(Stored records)
+++

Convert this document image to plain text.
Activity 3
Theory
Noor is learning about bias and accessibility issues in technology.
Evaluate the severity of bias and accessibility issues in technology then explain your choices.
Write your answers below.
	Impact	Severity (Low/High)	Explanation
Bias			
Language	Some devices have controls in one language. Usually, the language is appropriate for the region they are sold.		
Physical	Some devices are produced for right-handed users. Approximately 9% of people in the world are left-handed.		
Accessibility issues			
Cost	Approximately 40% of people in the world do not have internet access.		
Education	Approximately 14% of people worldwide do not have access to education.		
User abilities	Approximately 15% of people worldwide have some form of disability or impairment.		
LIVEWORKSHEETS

+++

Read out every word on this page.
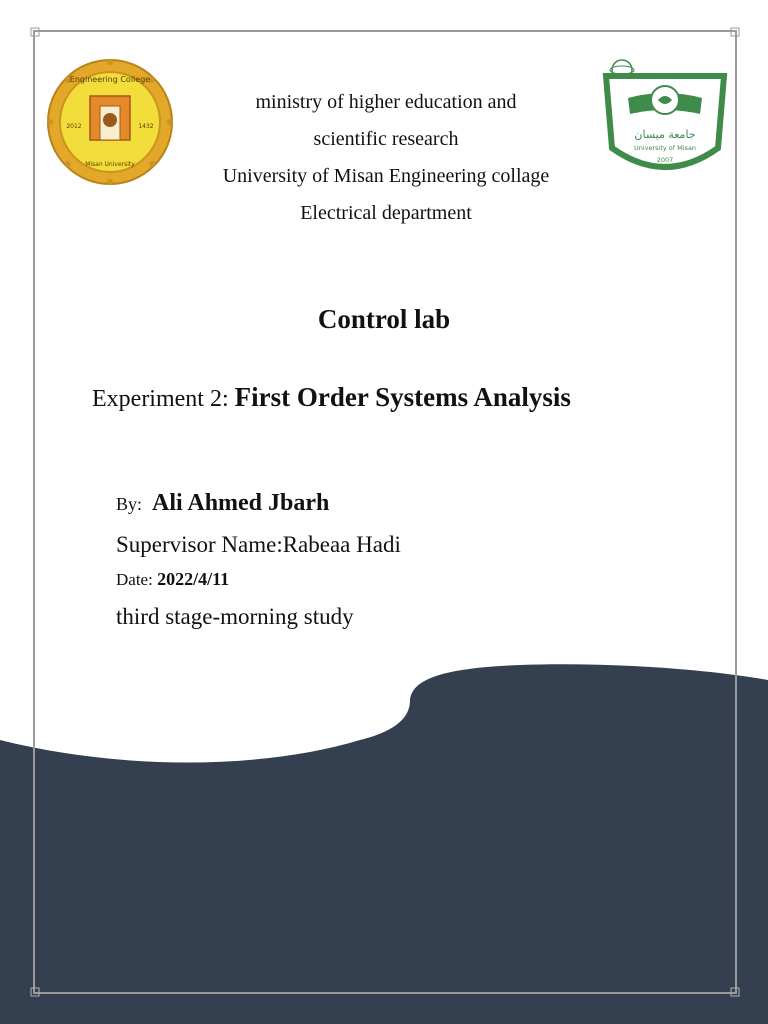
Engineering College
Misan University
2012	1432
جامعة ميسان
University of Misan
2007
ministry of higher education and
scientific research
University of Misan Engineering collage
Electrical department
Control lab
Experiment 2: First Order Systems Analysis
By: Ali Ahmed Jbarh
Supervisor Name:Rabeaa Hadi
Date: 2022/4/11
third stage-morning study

+++

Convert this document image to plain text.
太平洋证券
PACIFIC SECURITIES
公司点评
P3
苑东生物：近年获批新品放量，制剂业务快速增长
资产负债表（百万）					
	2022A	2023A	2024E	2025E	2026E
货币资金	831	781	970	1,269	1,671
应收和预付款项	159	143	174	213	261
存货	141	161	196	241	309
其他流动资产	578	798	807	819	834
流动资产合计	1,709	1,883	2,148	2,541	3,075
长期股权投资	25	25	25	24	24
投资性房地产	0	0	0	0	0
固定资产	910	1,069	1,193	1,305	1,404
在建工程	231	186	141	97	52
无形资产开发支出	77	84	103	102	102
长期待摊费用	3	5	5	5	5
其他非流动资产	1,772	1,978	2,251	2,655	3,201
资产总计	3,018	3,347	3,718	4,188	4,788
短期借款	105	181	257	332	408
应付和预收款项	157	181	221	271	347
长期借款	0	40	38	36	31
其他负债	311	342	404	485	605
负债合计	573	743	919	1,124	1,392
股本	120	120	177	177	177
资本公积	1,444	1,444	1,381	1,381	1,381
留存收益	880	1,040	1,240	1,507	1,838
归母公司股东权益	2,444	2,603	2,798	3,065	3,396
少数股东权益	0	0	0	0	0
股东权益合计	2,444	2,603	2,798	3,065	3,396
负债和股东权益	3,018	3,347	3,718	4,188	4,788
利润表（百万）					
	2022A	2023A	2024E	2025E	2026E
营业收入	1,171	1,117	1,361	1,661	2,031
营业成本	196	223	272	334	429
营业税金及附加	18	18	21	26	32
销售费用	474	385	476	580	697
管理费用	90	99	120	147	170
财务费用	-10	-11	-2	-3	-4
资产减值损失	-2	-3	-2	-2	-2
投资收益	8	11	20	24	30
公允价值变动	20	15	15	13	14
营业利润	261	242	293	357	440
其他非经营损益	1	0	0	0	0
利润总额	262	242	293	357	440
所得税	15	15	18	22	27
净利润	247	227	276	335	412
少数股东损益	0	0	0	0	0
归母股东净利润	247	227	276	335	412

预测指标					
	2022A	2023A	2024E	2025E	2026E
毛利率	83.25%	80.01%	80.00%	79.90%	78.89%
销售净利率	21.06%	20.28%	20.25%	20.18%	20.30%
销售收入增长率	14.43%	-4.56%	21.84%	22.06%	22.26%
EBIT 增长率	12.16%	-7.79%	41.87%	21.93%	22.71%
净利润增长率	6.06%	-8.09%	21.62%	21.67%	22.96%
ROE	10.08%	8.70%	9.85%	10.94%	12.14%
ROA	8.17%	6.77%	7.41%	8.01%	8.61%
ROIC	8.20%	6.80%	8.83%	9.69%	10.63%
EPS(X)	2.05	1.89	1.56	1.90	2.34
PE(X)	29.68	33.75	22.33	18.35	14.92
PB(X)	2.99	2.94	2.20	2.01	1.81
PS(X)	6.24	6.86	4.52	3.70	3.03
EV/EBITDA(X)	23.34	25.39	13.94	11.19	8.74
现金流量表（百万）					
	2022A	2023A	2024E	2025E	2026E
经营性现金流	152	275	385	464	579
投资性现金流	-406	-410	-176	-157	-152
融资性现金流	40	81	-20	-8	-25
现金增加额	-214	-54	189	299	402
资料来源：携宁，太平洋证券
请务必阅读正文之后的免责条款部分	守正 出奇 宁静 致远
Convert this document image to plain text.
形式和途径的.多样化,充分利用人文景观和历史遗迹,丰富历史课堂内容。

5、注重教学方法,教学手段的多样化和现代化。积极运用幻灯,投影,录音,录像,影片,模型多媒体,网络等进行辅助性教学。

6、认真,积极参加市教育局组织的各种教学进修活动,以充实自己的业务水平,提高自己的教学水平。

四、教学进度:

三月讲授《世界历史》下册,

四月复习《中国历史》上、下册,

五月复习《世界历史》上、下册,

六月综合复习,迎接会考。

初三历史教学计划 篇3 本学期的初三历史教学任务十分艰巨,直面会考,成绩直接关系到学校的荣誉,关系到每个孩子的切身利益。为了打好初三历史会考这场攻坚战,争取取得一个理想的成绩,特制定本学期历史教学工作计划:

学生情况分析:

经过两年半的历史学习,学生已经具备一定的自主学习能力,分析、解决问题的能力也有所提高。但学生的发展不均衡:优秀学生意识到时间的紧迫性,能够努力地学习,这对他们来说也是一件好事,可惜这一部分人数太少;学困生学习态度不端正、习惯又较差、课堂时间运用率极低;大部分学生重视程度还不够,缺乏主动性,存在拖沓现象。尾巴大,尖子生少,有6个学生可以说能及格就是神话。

+++

_Exercise description_
For each line of the entries that includes "education", show that line.

_Worked solution_
Education	Approximately 14% of people worldwide do not have access to education.		
ministry of higher education and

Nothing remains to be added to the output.